[TASK TO COMPLETE]
Look below and pull out each line with the word "name".

Records from a data source:
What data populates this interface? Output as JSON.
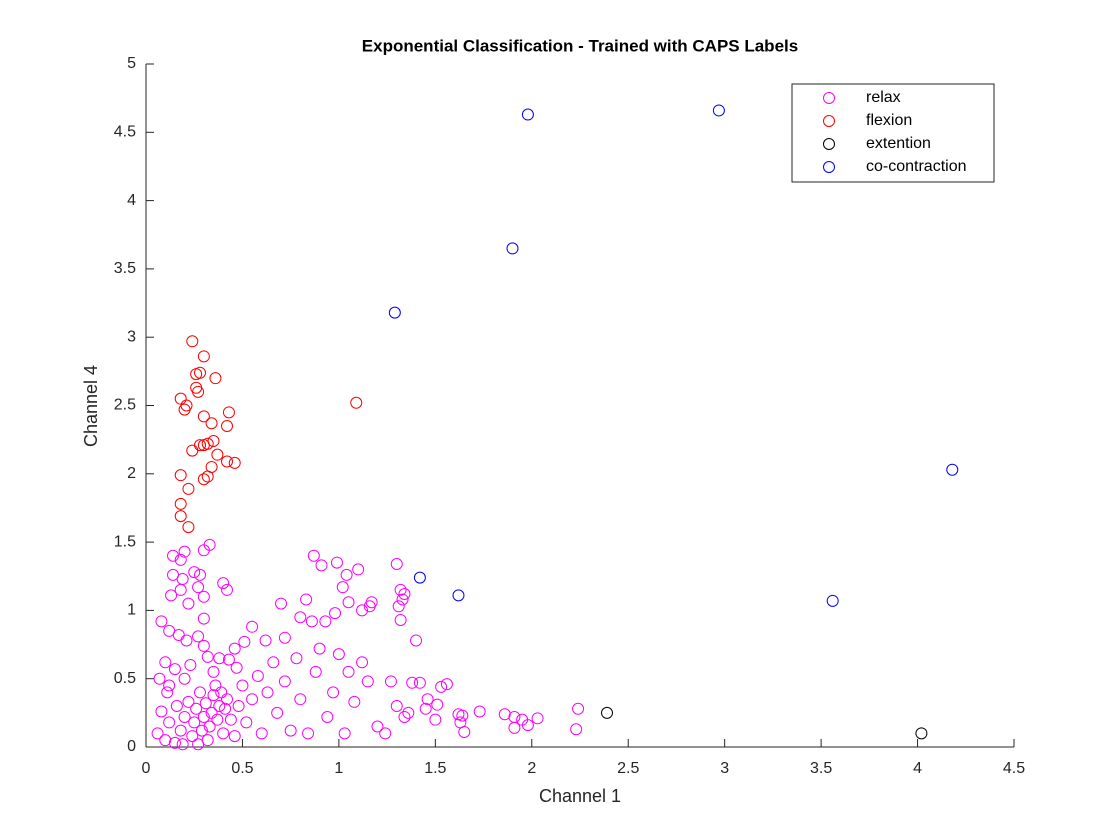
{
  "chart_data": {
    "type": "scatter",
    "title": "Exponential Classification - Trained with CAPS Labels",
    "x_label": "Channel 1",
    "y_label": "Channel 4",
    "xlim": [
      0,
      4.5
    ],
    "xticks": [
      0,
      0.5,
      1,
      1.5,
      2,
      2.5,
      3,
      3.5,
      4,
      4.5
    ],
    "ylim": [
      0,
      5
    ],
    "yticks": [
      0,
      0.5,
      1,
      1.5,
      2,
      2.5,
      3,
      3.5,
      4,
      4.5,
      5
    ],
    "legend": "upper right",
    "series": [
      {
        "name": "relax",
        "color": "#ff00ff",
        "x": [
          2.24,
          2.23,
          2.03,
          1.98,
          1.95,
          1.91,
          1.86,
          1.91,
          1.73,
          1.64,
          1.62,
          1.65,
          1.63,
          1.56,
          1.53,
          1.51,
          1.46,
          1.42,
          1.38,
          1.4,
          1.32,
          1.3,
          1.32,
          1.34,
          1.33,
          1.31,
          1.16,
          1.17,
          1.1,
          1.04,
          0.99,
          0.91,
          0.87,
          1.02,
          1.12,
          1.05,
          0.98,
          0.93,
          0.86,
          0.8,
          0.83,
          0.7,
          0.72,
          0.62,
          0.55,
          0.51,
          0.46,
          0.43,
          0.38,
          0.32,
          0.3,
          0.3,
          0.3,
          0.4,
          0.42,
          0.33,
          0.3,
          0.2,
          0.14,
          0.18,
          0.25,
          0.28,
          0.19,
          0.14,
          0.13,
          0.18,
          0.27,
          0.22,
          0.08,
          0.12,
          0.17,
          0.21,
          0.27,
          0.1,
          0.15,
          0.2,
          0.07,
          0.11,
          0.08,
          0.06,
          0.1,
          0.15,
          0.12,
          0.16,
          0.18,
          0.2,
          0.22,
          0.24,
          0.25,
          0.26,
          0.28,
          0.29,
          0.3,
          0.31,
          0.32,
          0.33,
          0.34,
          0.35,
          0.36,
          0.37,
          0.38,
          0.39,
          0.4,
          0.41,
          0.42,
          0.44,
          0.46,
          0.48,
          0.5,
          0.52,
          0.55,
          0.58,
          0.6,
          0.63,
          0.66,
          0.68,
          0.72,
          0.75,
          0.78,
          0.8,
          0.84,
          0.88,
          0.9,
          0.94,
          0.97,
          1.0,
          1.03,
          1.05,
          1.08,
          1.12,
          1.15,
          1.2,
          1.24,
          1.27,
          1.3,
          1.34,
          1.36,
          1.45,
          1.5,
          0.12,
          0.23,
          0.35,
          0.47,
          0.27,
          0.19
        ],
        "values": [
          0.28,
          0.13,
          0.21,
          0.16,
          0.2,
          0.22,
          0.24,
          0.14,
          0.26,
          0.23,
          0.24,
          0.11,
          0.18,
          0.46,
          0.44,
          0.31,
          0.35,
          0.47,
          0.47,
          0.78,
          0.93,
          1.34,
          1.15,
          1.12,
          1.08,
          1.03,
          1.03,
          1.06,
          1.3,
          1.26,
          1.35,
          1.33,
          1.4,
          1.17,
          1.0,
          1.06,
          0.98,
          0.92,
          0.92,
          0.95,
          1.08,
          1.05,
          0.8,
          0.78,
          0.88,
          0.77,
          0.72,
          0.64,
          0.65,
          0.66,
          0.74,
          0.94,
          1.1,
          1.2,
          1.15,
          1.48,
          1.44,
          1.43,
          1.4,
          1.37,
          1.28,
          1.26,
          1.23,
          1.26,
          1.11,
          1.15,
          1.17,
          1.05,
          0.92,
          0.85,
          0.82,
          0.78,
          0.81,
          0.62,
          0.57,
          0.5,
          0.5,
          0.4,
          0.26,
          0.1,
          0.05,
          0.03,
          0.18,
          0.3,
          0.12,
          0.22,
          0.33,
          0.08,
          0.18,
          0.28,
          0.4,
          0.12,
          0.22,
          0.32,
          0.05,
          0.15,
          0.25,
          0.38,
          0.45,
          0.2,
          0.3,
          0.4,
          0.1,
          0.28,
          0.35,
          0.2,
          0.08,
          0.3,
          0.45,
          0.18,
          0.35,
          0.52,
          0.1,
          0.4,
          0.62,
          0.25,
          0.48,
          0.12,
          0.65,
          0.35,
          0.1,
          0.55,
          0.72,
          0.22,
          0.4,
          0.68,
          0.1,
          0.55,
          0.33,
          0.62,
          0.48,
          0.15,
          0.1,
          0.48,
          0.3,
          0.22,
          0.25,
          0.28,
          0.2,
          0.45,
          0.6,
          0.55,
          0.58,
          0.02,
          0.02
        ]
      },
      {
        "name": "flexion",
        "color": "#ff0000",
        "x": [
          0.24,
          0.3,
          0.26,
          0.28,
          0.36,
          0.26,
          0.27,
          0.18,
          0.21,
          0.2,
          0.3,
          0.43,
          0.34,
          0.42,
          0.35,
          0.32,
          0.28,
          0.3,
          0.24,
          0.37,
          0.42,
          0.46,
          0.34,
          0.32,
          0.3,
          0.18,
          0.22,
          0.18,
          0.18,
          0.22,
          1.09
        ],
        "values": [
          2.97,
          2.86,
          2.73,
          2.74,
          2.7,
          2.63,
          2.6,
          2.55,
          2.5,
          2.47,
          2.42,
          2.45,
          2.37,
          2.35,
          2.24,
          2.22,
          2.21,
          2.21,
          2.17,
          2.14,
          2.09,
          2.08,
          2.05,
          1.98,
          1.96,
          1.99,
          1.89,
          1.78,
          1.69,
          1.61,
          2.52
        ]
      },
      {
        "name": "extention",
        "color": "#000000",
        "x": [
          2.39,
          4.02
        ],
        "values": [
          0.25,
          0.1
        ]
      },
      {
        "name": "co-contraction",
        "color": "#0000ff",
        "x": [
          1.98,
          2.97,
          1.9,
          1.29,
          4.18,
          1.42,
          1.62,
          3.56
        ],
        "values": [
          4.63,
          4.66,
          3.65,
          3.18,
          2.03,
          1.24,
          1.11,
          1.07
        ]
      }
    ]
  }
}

[TASK OUTPUT]
        "name": "relax",
        "name": "flexion",
        "name": "extention",
        "name": "co-contraction",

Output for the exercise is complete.